* _REQUIRED ACTION 1_
Reproduce word for word the part of the terminal actor notes running from "Engine init is" down to "Cursor-key rewrite (DECCKM)".
* _REQUIRED ACTION 2_
Using the terminal actor notes, mark each statement yes or no, and quote the exact words that decide it.
(a) The actor's select! handles PTY reads before commands.
(b) After the child exits, the actor keeps serving reads.
(c) An arrow split across two write calls is reassembled.
* _REQUIRED ACTION 3_
Translate this sentence from the terminal actor notes into Spanish: "Sending the normal ESC [ A form instead leaves those programs blind to the arrows."

* _DOCUMENT SECTION_
Content starts

Engine init is a handshake: Terminal::new runs on the new thread, and spawn blocks on a sync channel so a failed construction surfaces as Error::VtEngine instead of a channel into a dead thread (engine.rs:91-96).

PtyCommand variants (src/actor/mod.rs:17): Write, Kill, Resize, and the five reads (ReadViewport, ReadScrollback, ReadChars, ReadStyledCells, ReadCursor). EngineRequest variants (engine.rs:25): Process (fire-and- forget byte feed), Resize, Snapshot, Scrollback.

The actor's select! is biased (actor/mod.rs:74): commands first, then PTY reads, then the child-exit reap. Child reap publishes the exit code through a watch::Sender<ExitState> that exit_state/is_alive/wait read. After the child exits, the actor keeps serving reads (the final screen stays inspectable) and stays alive until every handle drops; a write then returns TuiNotFound (actor/mod.rs:92).

Cursor-key rewrite (DECCKM)

A real terminal emits cursor keys in application form (ESC O A..D, Home/End as ESC O H/F) once a program enables DECCKM via terminfo smkx (ncurses, vim, less all do on entry). Sending the normal ESC [ A form instead leaves those programs blind to the arrows. So on every Write, the actor calls apply_cursor_key_mode (src/actor/mod.rs:238): when application mode is on, it rewrites the exact 3-byte ESC [ {A,B,C,D,H,F} sequences to their ESC O form and passes everything else through. A modified arrow carries parameters (ESC [ 1 ; 5 A for Ctrl+Up), so the byte after [ is a digit, not a final letter, and it is left untouched. The rewrite is per-write, not across writes: an arrow split across two write calls is not reassembled.

Content ends

[Stored data entries]
Content starts

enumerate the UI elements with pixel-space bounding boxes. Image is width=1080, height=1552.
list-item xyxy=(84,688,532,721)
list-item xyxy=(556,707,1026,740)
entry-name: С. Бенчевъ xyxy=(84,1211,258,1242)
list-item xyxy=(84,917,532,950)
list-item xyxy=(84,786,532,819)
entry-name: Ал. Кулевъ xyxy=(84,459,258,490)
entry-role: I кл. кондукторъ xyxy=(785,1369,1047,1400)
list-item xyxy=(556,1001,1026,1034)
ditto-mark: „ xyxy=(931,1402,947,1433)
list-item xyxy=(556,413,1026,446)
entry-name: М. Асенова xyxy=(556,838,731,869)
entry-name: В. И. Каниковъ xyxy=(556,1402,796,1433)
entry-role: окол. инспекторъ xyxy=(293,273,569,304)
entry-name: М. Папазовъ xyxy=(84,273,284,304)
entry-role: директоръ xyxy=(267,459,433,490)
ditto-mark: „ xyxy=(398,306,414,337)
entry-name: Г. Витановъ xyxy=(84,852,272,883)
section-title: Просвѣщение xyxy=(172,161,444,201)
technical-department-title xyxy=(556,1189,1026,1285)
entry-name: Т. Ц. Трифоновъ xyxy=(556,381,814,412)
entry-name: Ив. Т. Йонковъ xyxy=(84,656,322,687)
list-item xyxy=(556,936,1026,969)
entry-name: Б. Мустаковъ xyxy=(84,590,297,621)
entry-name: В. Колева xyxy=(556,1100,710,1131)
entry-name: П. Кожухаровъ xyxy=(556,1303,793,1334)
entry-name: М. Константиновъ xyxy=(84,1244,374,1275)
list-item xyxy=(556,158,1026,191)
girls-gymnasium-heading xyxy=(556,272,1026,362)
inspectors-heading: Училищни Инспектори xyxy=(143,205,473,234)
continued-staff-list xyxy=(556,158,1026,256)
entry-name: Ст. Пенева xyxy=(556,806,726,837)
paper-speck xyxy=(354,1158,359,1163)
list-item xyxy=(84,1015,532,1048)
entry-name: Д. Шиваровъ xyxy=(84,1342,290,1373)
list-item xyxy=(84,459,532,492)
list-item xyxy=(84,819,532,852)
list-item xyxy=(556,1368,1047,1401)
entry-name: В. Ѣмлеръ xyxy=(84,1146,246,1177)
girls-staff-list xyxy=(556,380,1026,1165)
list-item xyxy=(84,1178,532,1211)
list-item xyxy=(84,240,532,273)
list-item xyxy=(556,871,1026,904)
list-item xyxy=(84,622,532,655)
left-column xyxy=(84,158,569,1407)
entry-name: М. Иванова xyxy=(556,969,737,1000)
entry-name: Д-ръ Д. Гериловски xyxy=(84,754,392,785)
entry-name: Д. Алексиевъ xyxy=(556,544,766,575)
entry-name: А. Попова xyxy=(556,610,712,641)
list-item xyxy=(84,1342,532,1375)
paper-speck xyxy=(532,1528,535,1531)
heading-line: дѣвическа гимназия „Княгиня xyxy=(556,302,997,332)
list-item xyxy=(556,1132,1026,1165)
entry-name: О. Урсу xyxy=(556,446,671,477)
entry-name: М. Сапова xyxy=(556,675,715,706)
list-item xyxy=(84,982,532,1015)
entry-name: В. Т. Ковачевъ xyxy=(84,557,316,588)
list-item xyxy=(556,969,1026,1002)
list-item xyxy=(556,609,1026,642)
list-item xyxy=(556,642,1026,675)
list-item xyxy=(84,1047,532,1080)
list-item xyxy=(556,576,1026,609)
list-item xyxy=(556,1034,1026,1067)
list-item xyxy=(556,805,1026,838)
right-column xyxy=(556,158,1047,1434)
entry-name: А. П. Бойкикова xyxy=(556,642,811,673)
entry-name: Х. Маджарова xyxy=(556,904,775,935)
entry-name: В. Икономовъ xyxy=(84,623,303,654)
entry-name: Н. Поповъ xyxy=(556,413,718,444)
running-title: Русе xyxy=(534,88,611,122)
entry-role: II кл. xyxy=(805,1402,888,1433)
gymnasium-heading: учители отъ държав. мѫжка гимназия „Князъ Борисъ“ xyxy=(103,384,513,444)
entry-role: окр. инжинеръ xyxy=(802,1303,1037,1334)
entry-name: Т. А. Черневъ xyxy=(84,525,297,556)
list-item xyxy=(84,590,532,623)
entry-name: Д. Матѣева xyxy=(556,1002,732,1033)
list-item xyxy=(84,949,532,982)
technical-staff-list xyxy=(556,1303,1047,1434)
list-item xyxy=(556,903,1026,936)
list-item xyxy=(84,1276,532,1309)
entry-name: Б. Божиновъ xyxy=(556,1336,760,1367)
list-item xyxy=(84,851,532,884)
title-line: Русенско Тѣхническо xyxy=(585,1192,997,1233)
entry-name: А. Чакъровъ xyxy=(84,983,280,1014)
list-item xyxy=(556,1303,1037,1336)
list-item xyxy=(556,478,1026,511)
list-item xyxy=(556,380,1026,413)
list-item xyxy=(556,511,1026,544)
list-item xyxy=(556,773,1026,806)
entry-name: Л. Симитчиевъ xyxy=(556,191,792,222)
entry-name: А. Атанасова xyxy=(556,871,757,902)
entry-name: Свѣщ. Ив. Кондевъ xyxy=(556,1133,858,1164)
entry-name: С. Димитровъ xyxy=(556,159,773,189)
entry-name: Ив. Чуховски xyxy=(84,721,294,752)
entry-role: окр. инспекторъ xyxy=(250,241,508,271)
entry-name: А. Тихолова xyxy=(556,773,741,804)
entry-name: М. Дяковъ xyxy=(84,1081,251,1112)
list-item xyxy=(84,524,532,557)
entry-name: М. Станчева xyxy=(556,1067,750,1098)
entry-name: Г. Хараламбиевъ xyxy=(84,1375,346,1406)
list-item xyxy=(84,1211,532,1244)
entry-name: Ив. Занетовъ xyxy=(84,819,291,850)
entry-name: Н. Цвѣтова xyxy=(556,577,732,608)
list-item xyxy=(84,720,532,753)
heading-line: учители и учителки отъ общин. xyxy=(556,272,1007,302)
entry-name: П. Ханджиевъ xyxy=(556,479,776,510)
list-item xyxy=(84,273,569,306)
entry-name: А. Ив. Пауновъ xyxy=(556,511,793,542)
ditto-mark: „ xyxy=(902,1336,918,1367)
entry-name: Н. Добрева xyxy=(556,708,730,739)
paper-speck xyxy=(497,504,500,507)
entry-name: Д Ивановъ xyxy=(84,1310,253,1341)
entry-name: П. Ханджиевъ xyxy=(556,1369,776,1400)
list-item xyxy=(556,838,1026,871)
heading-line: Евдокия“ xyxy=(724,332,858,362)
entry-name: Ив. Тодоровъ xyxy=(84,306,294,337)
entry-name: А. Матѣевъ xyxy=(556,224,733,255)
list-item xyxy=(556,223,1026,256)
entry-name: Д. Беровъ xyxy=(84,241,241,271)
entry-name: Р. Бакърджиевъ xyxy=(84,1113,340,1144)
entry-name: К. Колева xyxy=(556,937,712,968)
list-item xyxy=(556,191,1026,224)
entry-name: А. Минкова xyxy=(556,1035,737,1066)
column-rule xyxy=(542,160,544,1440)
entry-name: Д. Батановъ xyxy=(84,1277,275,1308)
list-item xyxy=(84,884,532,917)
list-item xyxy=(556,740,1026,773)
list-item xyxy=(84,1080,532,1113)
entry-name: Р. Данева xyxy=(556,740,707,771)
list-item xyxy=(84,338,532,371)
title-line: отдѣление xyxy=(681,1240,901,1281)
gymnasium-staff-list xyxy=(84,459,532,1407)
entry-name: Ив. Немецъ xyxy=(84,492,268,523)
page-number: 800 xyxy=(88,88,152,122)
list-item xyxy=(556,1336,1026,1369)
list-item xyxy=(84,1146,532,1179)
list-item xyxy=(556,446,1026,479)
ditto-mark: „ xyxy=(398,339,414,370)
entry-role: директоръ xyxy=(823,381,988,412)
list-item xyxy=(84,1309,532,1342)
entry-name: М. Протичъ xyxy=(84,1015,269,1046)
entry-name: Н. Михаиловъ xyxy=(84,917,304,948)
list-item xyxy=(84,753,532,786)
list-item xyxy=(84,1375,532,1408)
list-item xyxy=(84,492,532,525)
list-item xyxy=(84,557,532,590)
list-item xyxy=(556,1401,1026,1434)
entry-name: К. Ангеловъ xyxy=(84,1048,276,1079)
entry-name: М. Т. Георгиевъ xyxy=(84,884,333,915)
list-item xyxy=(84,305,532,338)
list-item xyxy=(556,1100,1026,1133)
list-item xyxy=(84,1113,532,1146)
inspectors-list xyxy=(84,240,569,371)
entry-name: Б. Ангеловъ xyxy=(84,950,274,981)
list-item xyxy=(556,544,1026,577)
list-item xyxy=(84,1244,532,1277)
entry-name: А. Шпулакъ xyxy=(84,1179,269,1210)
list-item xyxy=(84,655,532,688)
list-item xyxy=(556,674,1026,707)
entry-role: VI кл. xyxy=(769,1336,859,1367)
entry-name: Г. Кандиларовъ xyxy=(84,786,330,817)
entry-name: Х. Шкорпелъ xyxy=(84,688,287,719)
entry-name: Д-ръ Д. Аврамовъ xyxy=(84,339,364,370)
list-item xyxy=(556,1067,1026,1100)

Content ends

* _WRITTEN SOLUTION 1_
Engine init is a handshake: Terminal::new runs on the new thread, and spawn blocks on a sync channel so a failed construction surfaces as Error::VtEngine instead of a channel into a dead thread (engine.rs:91-96).

PtyCommand variants (src/actor/mod.rs:17): Write, Kill, Resize, and the five reads (ReadViewport, ReadScrollback, ReadChars, ReadStyledCells, ReadCursor). EngineRequest variants (engine.rs:25): Process (fire-and- forget byte feed), Resize, Snapshot, Scrollback.

The actor's select! is biased (actor/mod.rs:74): commands first, then PTY reads, then the child-exit reap. Child reap publishes the exit code through a watch::Sender<ExitState> that exit_state/is_alive/wait read. After the child exits, the actor keeps serving reads (the final screen stays inspectable) and stays alive until every handle drops; a write then returns TuiNotFound (actor/mod.rs:92).

Cursor-key rewrite (DECCKM)

* _WRITTEN SOLUTION 2_
(a) No: "commands first, then PTY reads, then the child-exit reap."
(b) Yes: "After the child exits, the actor keeps serving reads"
(c) No: "an arrow split across two write calls is not reassembled."

* _WRITTEN SOLUTION 3_
Enviar en cambio la forma normal ESC [ A deja a esos programas ciegos ante las flechas.